_TASK DIRECTIONS_
Give back the full listing, character for character, with no pictures.

_Stored data_
* BEGIN *

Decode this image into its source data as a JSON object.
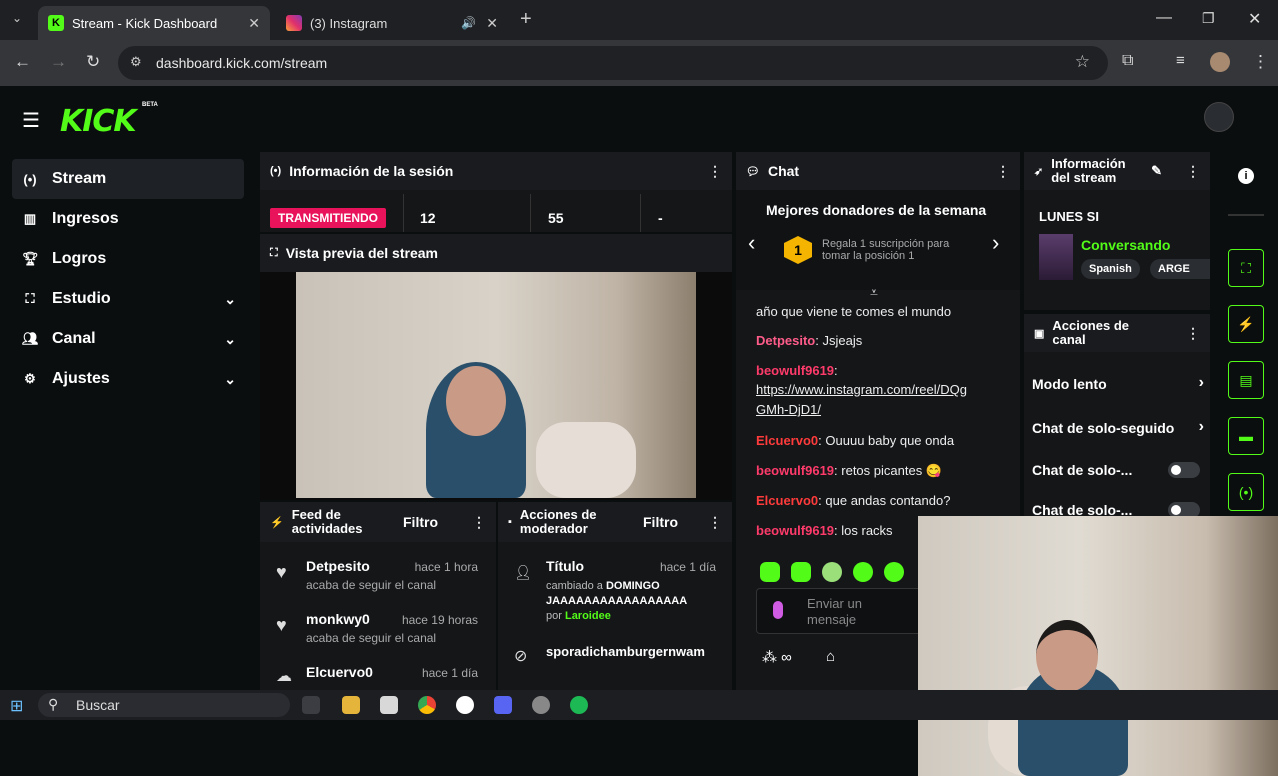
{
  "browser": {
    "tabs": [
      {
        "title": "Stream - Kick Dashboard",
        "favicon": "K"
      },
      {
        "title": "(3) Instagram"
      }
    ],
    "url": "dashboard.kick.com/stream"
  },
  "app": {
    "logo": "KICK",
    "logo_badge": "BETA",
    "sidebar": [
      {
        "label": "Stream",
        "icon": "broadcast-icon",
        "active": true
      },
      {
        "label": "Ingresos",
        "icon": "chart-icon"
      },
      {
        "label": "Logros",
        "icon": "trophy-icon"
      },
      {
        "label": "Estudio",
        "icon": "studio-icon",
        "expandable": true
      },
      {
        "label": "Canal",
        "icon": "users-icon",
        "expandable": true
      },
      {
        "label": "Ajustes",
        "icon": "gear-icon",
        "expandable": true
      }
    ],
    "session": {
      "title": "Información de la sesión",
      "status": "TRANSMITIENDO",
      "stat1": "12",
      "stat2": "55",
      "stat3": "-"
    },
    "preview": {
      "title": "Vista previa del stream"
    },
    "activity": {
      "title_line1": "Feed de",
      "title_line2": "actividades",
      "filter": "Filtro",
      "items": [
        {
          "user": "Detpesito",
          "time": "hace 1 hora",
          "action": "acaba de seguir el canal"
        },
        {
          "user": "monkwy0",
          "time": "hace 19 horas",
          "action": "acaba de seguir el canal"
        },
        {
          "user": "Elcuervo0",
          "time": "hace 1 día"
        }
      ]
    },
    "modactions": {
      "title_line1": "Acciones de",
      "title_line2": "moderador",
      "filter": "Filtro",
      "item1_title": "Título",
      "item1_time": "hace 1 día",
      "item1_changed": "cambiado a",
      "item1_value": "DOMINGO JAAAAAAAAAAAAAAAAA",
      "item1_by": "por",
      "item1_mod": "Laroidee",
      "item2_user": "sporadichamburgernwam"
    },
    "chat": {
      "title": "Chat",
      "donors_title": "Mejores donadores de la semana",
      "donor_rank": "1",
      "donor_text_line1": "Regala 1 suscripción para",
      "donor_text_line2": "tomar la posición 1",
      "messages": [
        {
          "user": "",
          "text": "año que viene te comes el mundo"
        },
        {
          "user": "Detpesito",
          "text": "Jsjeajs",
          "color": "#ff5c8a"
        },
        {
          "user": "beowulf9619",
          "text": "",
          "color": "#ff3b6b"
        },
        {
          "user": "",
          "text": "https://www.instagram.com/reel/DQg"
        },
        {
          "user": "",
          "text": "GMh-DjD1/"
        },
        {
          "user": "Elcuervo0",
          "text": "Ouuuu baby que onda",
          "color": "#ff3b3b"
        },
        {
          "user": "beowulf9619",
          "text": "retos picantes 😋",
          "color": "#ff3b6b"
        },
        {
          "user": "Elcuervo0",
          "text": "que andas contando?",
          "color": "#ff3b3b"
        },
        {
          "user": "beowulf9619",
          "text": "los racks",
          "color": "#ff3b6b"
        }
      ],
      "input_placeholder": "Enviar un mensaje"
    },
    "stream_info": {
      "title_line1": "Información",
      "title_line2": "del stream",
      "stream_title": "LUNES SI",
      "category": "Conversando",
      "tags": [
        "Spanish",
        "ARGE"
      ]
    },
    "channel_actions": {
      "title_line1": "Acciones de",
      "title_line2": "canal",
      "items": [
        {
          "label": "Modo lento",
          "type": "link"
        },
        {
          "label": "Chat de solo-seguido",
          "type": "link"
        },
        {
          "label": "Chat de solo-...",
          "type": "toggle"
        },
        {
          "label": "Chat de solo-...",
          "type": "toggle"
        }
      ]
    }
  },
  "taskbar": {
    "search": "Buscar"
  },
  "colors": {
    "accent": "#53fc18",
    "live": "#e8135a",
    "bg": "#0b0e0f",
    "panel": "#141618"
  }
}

* END *

_ANSWER BELOW_
Decode this image into its source data as a JSON object.
{
  "browser": {
    "tabs": [
      {
        "title": "Stream - Kick Dashboard",
        "favicon": "K"
      },
      {
        "title": "(3) Instagram"
      }
    ],
    "url": "dashboard.kick.com/stream"
  },
  "app": {
    "logo": "KICK",
    "logo_badge": "BETA",
    "sidebar": [
      {
        "label": "Stream",
        "icon": "broadcast-icon",
        "active": true
      },
      {
        "label": "Ingresos",
        "icon": "chart-icon"
      },
      {
        "label": "Logros",
        "icon": "trophy-icon"
      },
      {
        "label": "Estudio",
        "icon": "studio-icon",
        "expandable": true
      },
      {
        "label": "Canal",
        "icon": "users-icon",
        "expandable": true
      },
      {
        "label": "Ajustes",
        "icon": "gear-icon",
        "expandable": true
      }
    ],
    "session": {
      "title": "Información de la sesión",
      "status": "TRANSMITIENDO",
      "stat1": "12",
      "stat2": "55",
      "stat3": "-"
    },
    "preview": {
      "title": "Vista previa del stream"
    },
    "activity": {
      "title_line1": "Feed de",
      "title_line2": "actividades",
      "filter": "Filtro",
      "items": [
        {
          "user": "Detpesito",
          "time": "hace 1 hora",
          "action": "acaba de seguir el canal"
        },
        {
          "user": "monkwy0",
          "time": "hace 19 horas",
          "action": "acaba de seguir el canal"
        },
        {
          "user": "Elcuervo0",
          "time": "hace 1 día"
        }
      ]
    },
    "modactions": {
      "title_line1": "Acciones de",
      "title_line2": "moderador",
      "filter": "Filtro",
      "item1_title": "Título",
      "item1_time": "hace 1 día",
      "item1_changed": "cambiado a",
      "item1_value": "DOMINGO JAAAAAAAAAAAAAAAAA",
      "item1_by": "por",
      "item1_mod": "Laroidee",
      "item2_user": "sporadichamburgernwam"
    },
    "chat": {
      "title": "Chat",
      "donors_title": "Mejores donadores de la semana",
      "donor_rank": "1",
      "donor_text_line1": "Regala 1 suscripción para",
      "donor_text_line2": "tomar la posición 1",
      "messages": [
        {
          "user": "",
          "text": "año que viene te comes el mundo"
        },
        {
          "user": "Detpesito",
          "text": "Jsjeajs",
          "color": "#ff5c8a"
        },
        {
          "user": "beowulf9619",
          "text": "",
          "color": "#ff3b6b"
        },
        {
          "user": "",
          "text": "https://www.instagram.com/reel/DQg"
        },
        {
          "user": "",
          "text": "GMh-DjD1/"
        },
        {
          "user": "Elcuervo0",
          "text": "Ouuuu baby que onda",
          "color": "#ff3b3b"
        },
        {
          "user": "beowulf9619",
          "text": "retos picantes 😋",
          "color": "#ff3b6b"
        },
        {
          "user": "Elcuervo0",
          "text": "que andas contando?",
          "color": "#ff3b3b"
        },
        {
          "user": "beowulf9619",
          "text": "los racks",
          "color": "#ff3b6b"
        }
      ],
      "input_placeholder": "Enviar un mensaje"
    },
    "stream_info": {
      "title_line1": "Información",
      "title_line2": "del stream",
      "stream_title": "LUNES SI",
      "category": "Conversando",
      "tags": [
        "Spanish",
        "ARGE"
      ]
    },
    "channel_actions": {
      "title_line1": "Acciones de",
      "title_line2": "canal",
      "items": [
        {
          "label": "Modo lento",
          "type": "link"
        },
        {
          "label": "Chat de solo-seguido",
          "type": "link"
        },
        {
          "label": "Chat de solo-...",
          "type": "toggle"
        },
        {
          "label": "Chat de solo-...",
          "type": "toggle"
        }
      ]
    }
  },
  "taskbar": {
    "search": "Buscar"
  },
  "colors": {
    "accent": "#53fc18",
    "live": "#e8135a",
    "bg": "#0b0e0f",
    "panel": "#141618"
  }
}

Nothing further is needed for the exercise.